• **Work to be completed**
Copy out the listing that follows exactly, dropping every picture.

------

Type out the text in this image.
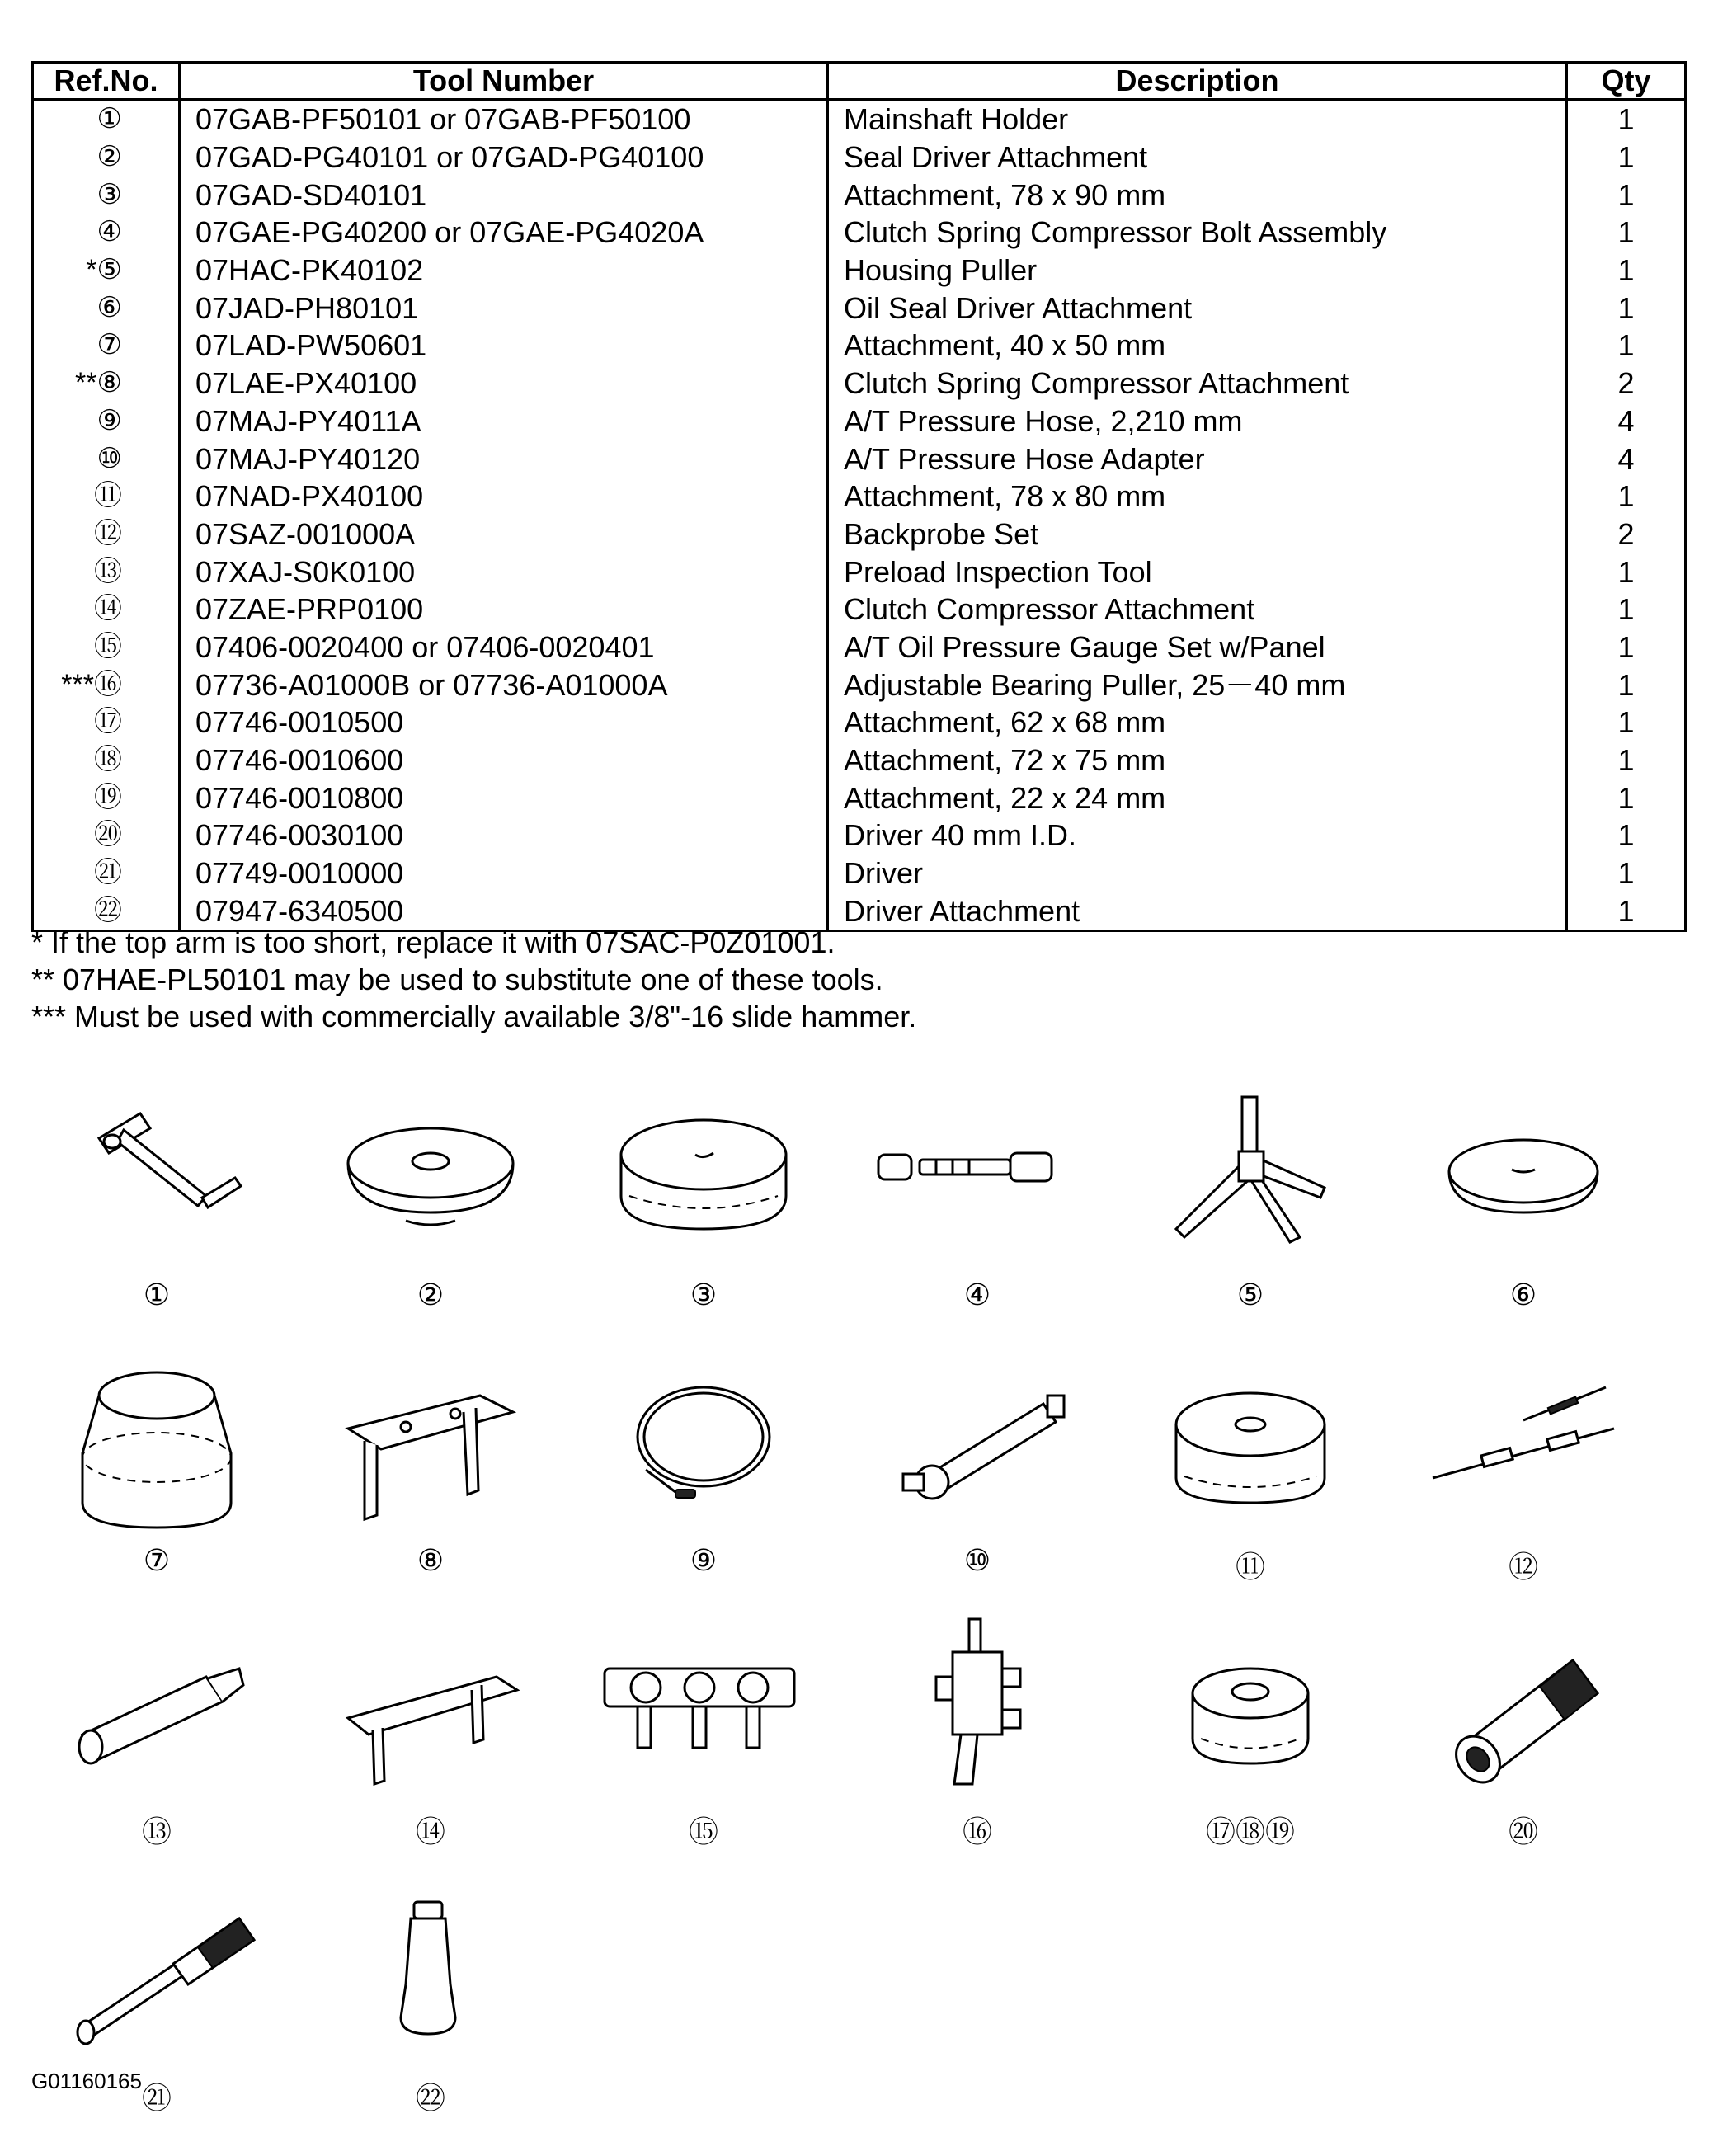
Ref.No.	Tool Number	Description	Qty
①	07GAB-PF50101 or 07GAB-PF50100	Mainshaft Holder	1
②	07GAD-PG40101 or 07GAD-PG40100	Seal Driver Attachment	1
③	07GAD-SD40101	Attachment, 78 x 90 mm	1
④	07GAE-PG40200 or 07GAE-PG4020A	Clutch Spring Compressor Bolt Assembly	1
*⑤	07HAC-PK40102	Housing Puller	1
⑥	07JAD-PH80101	Oil Seal Driver Attachment	1
⑦	07LAD-PW50601	Attachment, 40 x 50 mm	1
**⑧	07LAE-PX40100	Clutch Spring Compressor Attachment	2
⑨	07MAJ-PY4011A	A/T Pressure Hose, 2,210 mm	4
⑩	07MAJ-PY40120	A/T Pressure Hose Adapter	4
⑪	07NAD-PX40100	Attachment, 78 x 80 mm	1
⑫	07SAZ-001000A	Backprobe Set	2
⑬	07XAJ-S0K0100	Preload Inspection Tool	1
⑭	07ZAE-PRP0100	Clutch Compressor Attachment	1
⑮	07406-0020400 or 07406-0020401	A/T Oil Pressure Gauge Set w/Panel	1
***⑯	07736-A01000B or 07736-A01000A	Adjustable Bearing Puller, 25－40 mm	1
⑰	07746-0010500	Attachment, 62 x 68 mm	1
⑱	07746-0010600	Attachment, 72 x 75 mm	1
⑲	07746-0010800	Attachment, 22 x 24 mm	1
⑳	07746-0030100	Driver 40 mm I.D.	1
㉑	07749-0010000	Driver	1
㉒	07947-6340500	Driver Attachment	1
* If the top arm is too short, replace it with 07SAC-P0Z01001.
** 07HAE-PL50101 may be used to substitute one of these tools.
*** Must be used with commercially available 3/8"-16 slide hammer.
①	②	③	④	⑤	⑥
⑦	⑧	⑨	⑩	⑪	⑫
⑬	⑭	⑮	⑯	⑰⑱⑲	⑳
㉑	㉒
G01160165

------

• **Exercise solution**
Type out the text in this image.
Ref.No.	Tool Number	Description	Qty
①	07GAB-PF50101 or 07GAB-PF50100	Mainshaft Holder	1
②	07GAD-PG40101 or 07GAD-PG40100	Seal Driver Attachment	1
③	07GAD-SD40101	Attachment, 78 x 90 mm	1
④	07GAE-PG40200 or 07GAE-PG4020A	Clutch Spring Compressor Bolt Assembly	1
*⑤	07HAC-PK40102	Housing Puller	1
⑥	07JAD-PH80101	Oil Seal Driver Attachment	1
⑦	07LAD-PW50601	Attachment, 40 x 50 mm	1
**⑧	07LAE-PX40100	Clutch Spring Compressor Attachment	2
⑨	07MAJ-PY4011A	A/T Pressure Hose, 2,210 mm	4
⑩	07MAJ-PY40120	A/T Pressure Hose Adapter	4
⑪	07NAD-PX40100	Attachment, 78 x 80 mm	1
⑫	07SAZ-001000A	Backprobe Set	2
⑬	07XAJ-S0K0100	Preload Inspection Tool	1
⑭	07ZAE-PRP0100	Clutch Compressor Attachment	1
⑮	07406-0020400 or 07406-0020401	A/T Oil Pressure Gauge Set w/Panel	1
***⑯	07736-A01000B or 07736-A01000A	Adjustable Bearing Puller, 25－40 mm	1
⑰	07746-0010500	Attachment, 62 x 68 mm	1
⑱	07746-0010600	Attachment, 72 x 75 mm	1
⑲	07746-0010800	Attachment, 22 x 24 mm	1
⑳	07746-0030100	Driver 40 mm I.D.	1
㉑	07749-0010000	Driver	1
㉒	07947-6340500	Driver Attachment	1
* If the top arm is too short, replace it with 07SAC-P0Z01001.
** 07HAE-PL50101 may be used to substitute one of these tools.
*** Must be used with commercially available 3/8"-16 slide hammer.
①	②	③	④	⑤	⑥
⑦	⑧	⑨	⑩	⑪	⑫
⑬	⑭	⑮	⑯	⑰⑱⑲	⑳
㉑	㉒
G01160165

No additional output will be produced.